EXERCISE AIM >> Repeat the material below exactly, line for line.

** Start **

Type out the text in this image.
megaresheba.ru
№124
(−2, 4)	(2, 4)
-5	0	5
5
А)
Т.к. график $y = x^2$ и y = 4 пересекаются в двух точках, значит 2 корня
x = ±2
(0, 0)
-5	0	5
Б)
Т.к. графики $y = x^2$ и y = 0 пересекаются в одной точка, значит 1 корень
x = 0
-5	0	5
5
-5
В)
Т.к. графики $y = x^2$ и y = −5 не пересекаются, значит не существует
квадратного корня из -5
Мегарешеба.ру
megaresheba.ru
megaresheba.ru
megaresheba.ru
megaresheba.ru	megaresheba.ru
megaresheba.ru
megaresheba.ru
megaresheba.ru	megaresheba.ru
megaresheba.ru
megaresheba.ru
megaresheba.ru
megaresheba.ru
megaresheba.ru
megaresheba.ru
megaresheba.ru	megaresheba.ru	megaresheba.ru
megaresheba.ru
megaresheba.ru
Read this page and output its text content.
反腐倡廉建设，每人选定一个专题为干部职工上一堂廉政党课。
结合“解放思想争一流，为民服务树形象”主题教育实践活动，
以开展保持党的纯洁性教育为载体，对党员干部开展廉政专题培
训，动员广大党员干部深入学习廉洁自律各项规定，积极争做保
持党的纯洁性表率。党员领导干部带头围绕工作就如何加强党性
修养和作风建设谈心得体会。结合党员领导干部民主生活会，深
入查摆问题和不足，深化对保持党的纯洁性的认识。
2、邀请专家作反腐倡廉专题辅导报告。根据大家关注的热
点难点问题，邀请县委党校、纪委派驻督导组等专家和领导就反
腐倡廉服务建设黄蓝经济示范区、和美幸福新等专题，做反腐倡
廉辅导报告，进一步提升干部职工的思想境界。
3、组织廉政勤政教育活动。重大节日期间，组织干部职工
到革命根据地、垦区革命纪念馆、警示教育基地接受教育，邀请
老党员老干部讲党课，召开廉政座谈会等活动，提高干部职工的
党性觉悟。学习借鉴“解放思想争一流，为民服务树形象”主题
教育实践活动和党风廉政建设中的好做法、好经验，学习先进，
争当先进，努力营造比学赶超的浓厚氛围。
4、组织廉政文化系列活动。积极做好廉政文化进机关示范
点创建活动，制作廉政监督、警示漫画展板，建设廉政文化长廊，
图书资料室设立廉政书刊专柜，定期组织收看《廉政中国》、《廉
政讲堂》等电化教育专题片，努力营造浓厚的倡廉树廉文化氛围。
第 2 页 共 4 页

** End **

TASK RESPONSE >>
Type out the text in this image.
megaresheba.ru
№124
(−2, 4)	(2, 4)
-5	0	5
5
А)
Т.к. график $y = x^2$ и y = 4 пересекаются в двух точках, значит 2 корня
x = ±2
(0, 0)
-5	0	5
Б)
Т.к. графики $y = x^2$ и y = 0 пересекаются в одной точка, значит 1 корень
x = 0
-5	0	5
5
-5
В)
Т.к. графики $y = x^2$ и y = −5 не пересекаются, значит не существует
квадратного корня из -5
Мегарешеба.ру
megaresheba.ru
megaresheba.ru
megaresheba.ru
megaresheba.ru	megaresheba.ru
megaresheba.ru
megaresheba.ru
megaresheba.ru	megaresheba.ru
megaresheba.ru
megaresheba.ru
megaresheba.ru
megaresheba.ru
megaresheba.ru
megaresheba.ru
megaresheba.ru	megaresheba.ru	megaresheba.ru
megaresheba.ru
megaresheba.ru
Read this page and output its text content.
反腐倡廉建设，每人选定一个专题为干部职工上一堂廉政党课。
结合“解放思想争一流，为民服务树形象”主题教育实践活动，
以开展保持党的纯洁性教育为载体，对党员干部开展廉政专题培
训，动员广大党员干部深入学习廉洁自律各项规定，积极争做保
持党的纯洁性表率。党员领导干部带头围绕工作就如何加强党性
修养和作风建设谈心得体会。结合党员领导干部民主生活会，深
入查摆问题和不足，深化对保持党的纯洁性的认识。
2、邀请专家作反腐倡廉专题辅导报告。根据大家关注的热
点难点问题，邀请县委党校、纪委派驻督导组等专家和领导就反
腐倡廉服务建设黄蓝经济示范区、和美幸福新等专题，做反腐倡
廉辅导报告，进一步提升干部职工的思想境界。
3、组织廉政勤政教育活动。重大节日期间，组织干部职工
到革命根据地、垦区革命纪念馆、警示教育基地接受教育，邀请
老党员老干部讲党课，召开廉政座谈会等活动，提高干部职工的
党性觉悟。学习借鉴“解放思想争一流，为民服务树形象”主题
教育实践活动和党风廉政建设中的好做法、好经验，学习先进，
争当先进，努力营造比学赶超的浓厚氛围。
4、组织廉政文化系列活动。积极做好廉政文化进机关示范
点创建活动，制作廉政监督、警示漫画展板，建设廉政文化长廊，
图书资料室设立廉政书刊专柜，定期组织收看《廉政中国》、《廉
政讲堂》等电化教育专题片，努力营造浓厚的倡廉树廉文化氛围。
第 2 页 共 4 页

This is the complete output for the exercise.